_EXERCISE MATERIAL:_
--- --- ---
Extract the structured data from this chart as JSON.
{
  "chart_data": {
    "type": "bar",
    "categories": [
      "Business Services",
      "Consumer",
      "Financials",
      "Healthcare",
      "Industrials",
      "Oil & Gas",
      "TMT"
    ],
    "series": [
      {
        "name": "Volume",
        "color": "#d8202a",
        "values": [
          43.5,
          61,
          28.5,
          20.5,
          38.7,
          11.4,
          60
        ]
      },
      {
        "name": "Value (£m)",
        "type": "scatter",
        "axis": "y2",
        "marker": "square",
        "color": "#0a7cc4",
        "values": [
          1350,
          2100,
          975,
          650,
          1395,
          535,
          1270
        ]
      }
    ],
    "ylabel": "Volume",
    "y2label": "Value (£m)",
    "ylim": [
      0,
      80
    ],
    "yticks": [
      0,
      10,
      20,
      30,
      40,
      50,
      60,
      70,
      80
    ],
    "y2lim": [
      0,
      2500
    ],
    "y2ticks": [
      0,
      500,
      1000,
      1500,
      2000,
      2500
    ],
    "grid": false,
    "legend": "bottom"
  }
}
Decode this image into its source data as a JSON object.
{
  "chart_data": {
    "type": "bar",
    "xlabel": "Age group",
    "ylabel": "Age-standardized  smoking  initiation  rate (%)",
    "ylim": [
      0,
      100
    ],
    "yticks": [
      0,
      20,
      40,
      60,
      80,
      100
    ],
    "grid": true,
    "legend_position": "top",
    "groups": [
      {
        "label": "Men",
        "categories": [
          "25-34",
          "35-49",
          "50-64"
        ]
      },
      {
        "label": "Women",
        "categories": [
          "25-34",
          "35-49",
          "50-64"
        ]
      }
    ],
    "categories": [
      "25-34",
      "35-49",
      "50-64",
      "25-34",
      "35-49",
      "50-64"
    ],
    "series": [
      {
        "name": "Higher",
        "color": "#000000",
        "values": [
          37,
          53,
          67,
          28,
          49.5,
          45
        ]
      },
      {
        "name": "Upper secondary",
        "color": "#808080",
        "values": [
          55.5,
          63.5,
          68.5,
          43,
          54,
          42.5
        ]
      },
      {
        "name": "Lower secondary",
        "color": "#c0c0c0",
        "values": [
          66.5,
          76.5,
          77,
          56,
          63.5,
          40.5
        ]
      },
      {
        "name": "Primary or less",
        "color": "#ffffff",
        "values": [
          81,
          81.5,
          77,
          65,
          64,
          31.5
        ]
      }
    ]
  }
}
--- --- ---
Repeat the records exactly, including every line.

Extract the structured data from this chart as JSON.
{
  "chart_data": {
    "type": "bar",
    "categories": [
      "Business Services",
      "Consumer",
      "Financials",
      "Healthcare",
      "Industrials",
      "Oil & Gas",
      "TMT"
    ],
    "series": [
      {
        "name": "Volume",
        "color": "#d8202a",
        "values": [
          43.5,
          61,
          28.5,
          20.5,
          38.7,
          11.4,
          60
        ]
      },
      {
        "name": "Value (£m)",
        "type": "scatter",
        "axis": "y2",
        "marker": "square",
        "color": "#0a7cc4",
        "values": [
          1350,
          2100,
          975,
          650,
          1395,
          535,
          1270
        ]
      }
    ],
    "ylabel": "Volume",
    "y2label": "Value (£m)",
    "ylim": [
      0,
      80
    ],
    "yticks": [
      0,
      10,
      20,
      30,
      40,
      50,
      60,
      70,
      80
    ],
    "y2lim": [
      0,
      2500
    ],
    "y2ticks": [
      0,
      500,
      1000,
      1500,
      2000,
      2500
    ],
    "grid": false,
    "legend": "bottom"
  }
}
Decode this image into its source data as a JSON object.
{
  "chart_data": {
    "type": "bar",
    "xlabel": "Age group",
    "ylabel": "Age-standardized  smoking  initiation  rate (%)",
    "ylim": [
      0,
      100
    ],
    "yticks": [
      0,
      20,
      40,
      60,
      80,
      100
    ],
    "grid": true,
    "legend_position": "top",
    "groups": [
      {
        "label": "Men",
        "categories": [
          "25-34",
          "35-49",
          "50-64"
        ]
      },
      {
        "label": "Women",
        "categories": [
          "25-34",
          "35-49",
          "50-64"
        ]
      }
    ],
    "categories": [
      "25-34",
      "35-49",
      "50-64",
      "25-34",
      "35-49",
      "50-64"
    ],
    "series": [
      {
        "name": "Higher",
        "color": "#000000",
        "values": [
          37,
          53,
          67,
          28,
          49.5,
          45
        ]
      },
      {
        "name": "Upper secondary",
        "color": "#808080",
        "values": [
          55.5,
          63.5,
          68.5,
          43,
          54,
          42.5
        ]
      },
      {
        "name": "Lower secondary",
        "color": "#c0c0c0",
        "values": [
          66.5,
          76.5,
          77,
          56,
          63.5,
          40.5
        ]
      },
      {
        "name": "Primary or less",
        "color": "#ffffff",
        "values": [
          81,
          81.5,
          77,
          65,
          64,
          31.5
        ]
      }
    ]
  }
}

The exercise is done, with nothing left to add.